▸ **RECORDS SHOWN**
>>>>>

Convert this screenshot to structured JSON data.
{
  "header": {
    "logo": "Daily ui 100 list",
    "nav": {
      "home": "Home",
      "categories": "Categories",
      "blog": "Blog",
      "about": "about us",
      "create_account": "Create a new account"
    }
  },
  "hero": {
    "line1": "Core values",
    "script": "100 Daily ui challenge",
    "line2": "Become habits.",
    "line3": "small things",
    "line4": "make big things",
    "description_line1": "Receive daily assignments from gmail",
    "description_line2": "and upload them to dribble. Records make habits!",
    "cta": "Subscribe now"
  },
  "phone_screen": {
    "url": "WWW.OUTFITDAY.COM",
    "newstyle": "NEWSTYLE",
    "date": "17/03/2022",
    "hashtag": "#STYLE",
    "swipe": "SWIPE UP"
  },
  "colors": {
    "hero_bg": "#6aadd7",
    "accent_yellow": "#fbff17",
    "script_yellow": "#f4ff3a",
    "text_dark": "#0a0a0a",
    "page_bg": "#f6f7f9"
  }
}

<<<<<

▸ **WRITTEN PROBLEM**
State, as a bare number, how many lines of the listing hold the word "habits".

▸ **TASK ANSWER**
2